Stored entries
--------------------------------------------------
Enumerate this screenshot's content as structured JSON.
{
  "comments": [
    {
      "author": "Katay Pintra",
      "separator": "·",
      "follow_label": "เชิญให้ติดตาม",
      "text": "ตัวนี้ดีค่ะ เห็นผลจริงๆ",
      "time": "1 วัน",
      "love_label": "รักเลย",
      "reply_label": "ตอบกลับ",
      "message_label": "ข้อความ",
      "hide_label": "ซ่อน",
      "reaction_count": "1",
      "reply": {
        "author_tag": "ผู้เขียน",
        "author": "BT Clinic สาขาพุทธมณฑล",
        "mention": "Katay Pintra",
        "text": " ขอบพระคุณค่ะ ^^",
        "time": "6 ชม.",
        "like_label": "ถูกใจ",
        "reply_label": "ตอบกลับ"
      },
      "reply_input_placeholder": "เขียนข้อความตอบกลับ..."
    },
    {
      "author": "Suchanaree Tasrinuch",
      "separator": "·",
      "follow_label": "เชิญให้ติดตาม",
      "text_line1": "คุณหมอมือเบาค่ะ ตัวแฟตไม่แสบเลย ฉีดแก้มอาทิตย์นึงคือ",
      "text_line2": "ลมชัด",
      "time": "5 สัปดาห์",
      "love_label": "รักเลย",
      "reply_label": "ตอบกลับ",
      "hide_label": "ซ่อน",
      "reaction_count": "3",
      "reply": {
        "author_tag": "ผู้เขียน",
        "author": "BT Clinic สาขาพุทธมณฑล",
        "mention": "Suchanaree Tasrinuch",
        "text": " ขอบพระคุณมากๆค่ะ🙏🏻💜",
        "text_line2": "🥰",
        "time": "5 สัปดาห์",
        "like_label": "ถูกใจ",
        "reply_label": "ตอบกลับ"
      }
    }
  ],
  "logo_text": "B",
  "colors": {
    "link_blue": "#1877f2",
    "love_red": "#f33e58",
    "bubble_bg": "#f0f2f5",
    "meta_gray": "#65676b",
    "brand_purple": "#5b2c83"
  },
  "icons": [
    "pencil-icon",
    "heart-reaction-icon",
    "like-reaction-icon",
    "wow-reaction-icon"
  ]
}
--------------------------------------------------
Reproduce the material precisely, including every line.

## Task result
Enumerate this screenshot's content as structured JSON.
{
  "comments": [
    {
      "author": "Katay Pintra",
      "separator": "·",
      "follow_label": "เชิญให้ติดตาม",
      "text": "ตัวนี้ดีค่ะ เห็นผลจริงๆ",
      "time": "1 วัน",
      "love_label": "รักเลย",
      "reply_label": "ตอบกลับ",
      "message_label": "ข้อความ",
      "hide_label": "ซ่อน",
      "reaction_count": "1",
      "reply": {
        "author_tag": "ผู้เขียน",
        "author": "BT Clinic สาขาพุทธมณฑล",
        "mention": "Katay Pintra",
        "text": " ขอบพระคุณค่ะ ^^",
        "time": "6 ชม.",
        "like_label": "ถูกใจ",
        "reply_label": "ตอบกลับ"
      },
      "reply_input_placeholder": "เขียนข้อความตอบกลับ..."
    },
    {
      "author": "Suchanaree Tasrinuch",
      "separator": "·",
      "follow_label": "เชิญให้ติดตาม",
      "text_line1": "คุณหมอมือเบาค่ะ ตัวแฟตไม่แสบเลย ฉีดแก้มอาทิตย์นึงคือ",
      "text_line2": "ลมชัด",
      "time": "5 สัปดาห์",
      "love_label": "รักเลย",
      "reply_label": "ตอบกลับ",
      "hide_label": "ซ่อน",
      "reaction_count": "3",
      "reply": {
        "author_tag": "ผู้เขียน",
        "author": "BT Clinic สาขาพุทธมณฑล",
        "mention": "Suchanaree Tasrinuch",
        "text": " ขอบพระคุณมากๆค่ะ🙏🏻💜",
        "text_line2": "🥰",
        "time": "5 สัปดาห์",
        "like_label": "ถูกใจ",
        "reply_label": "ตอบกลับ"
      }
    }
  ],
  "logo_text": "B",
  "colors": {
    "link_blue": "#1877f2",
    "love_red": "#f33e58",
    "bubble_bg": "#f0f2f5",
    "meta_gray": "#65676b",
    "brand_purple": "#5b2c83"
  },
  "icons": [
    "pencil-icon",
    "heart-reaction-icon",
    "like-reaction-icon",
    "wow-reaction-icon"
  ]
}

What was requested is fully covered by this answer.